SOURCE TEXT
+ + + + + + +

Running both in FP8 renders 27B alot slower. I would love to get to better speed on Nvidia DGX Spark but it is bandwidth limited. The question is whether its better to go with INT4 27B (which might be dumbed down a little) or go FP8 35 a3b directly.
oxygen_addiction@reddit
Why not both with llama-swap? If you need speed (code scaffolding), go to the 35B. If you need intelligence (planning and implementation) go to the 27B.
Abishek_Muthian@reddit
Is llama-swap still useful when using llama-server in router mode?
Pentium95@reddit
27B Is dense -> smarter
35B Is MoE -> faster
You can't draft punk, choose id you want either speed or intelligence
mintybadgerme@reddit
Is there an optimal setup/quant for 27B on a 5060ti with 16GB VRAM and 64GB RAM? I've been trying the unsloth IQ-4_XS via LMStudio and VSCode and it's really slow. Really really slow. :)
Important_Quote_1180@reddit
27B Local Inference on Single RTX 3090
qwen3.6-27B-AutoRound (INT4), vLLM 0.19.2rc1.dev21, 24GB VRAM. 71–83 tok/s after warmup.

+ + + + + + +

REQUESTS
A: List every username that appears in the forum thread, omitting the "@reddit" suffix.
B: Extract the passage of the forum thread that begins with the words "Abishek_Muthian@reddit" and ends after the words "tok/s after warmup.".
The records that come next have no connection to the forum thread.

+ + + + + + +

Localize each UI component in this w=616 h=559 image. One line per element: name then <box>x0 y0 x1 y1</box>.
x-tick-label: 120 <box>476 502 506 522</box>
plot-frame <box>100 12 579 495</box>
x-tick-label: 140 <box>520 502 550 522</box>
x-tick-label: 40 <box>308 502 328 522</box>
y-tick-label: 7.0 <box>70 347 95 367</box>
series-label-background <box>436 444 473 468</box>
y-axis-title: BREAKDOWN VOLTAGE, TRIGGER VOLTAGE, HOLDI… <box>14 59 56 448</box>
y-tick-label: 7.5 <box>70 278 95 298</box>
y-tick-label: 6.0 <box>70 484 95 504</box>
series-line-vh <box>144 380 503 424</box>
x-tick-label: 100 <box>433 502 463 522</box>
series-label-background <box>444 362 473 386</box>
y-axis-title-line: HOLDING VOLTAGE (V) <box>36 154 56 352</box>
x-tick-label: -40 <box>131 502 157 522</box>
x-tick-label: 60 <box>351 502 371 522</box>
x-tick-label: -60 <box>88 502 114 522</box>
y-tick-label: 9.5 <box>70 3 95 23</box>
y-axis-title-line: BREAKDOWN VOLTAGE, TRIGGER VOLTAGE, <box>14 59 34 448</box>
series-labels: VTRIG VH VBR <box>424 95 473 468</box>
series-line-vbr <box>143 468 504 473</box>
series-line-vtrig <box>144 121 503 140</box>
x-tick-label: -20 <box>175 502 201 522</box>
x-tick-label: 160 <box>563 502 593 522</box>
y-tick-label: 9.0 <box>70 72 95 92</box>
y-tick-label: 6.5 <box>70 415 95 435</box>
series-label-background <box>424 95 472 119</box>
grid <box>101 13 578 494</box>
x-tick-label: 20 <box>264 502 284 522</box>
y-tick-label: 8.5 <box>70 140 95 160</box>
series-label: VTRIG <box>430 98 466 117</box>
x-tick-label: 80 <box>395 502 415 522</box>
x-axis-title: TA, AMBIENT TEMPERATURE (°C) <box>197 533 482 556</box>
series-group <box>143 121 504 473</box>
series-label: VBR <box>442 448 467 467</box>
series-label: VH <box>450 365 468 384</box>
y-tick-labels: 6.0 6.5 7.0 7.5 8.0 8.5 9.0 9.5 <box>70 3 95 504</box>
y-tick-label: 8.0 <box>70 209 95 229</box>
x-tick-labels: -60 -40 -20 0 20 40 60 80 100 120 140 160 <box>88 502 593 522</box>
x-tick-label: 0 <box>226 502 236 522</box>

+ + + + + + +

ANSWER LIST
A: oxygen_addiction, Abishek_Muthian, Pentium95, mintybadgerme, Important_Quote_1180

B:
Abishek_Muthian@reddit
Is llama-swap still useful when using llama-server in router mode?
Pentium95@reddit
27B Is dense -> smarter
35B Is MoE -> faster
You can't draft punk, choose id you want either speed or intelligence
mintybadgerme@reddit
Is there an optimal setup/quant for 27B on a 5060ti with 16GB VRAM and 64GB RAM? I've been trying the unsloth IQ-4_XS via LMStudio and VSCode and it's really slow. Really really slow. :)
Important_Quote_1180@reddit
27B Local Inference on Single RTX 3090
qwen3.6-27B-AutoRound (INT4), vLLM 0.19.2rc1.dev21, 24GB VRAM. 71–83 tok/s after warmup.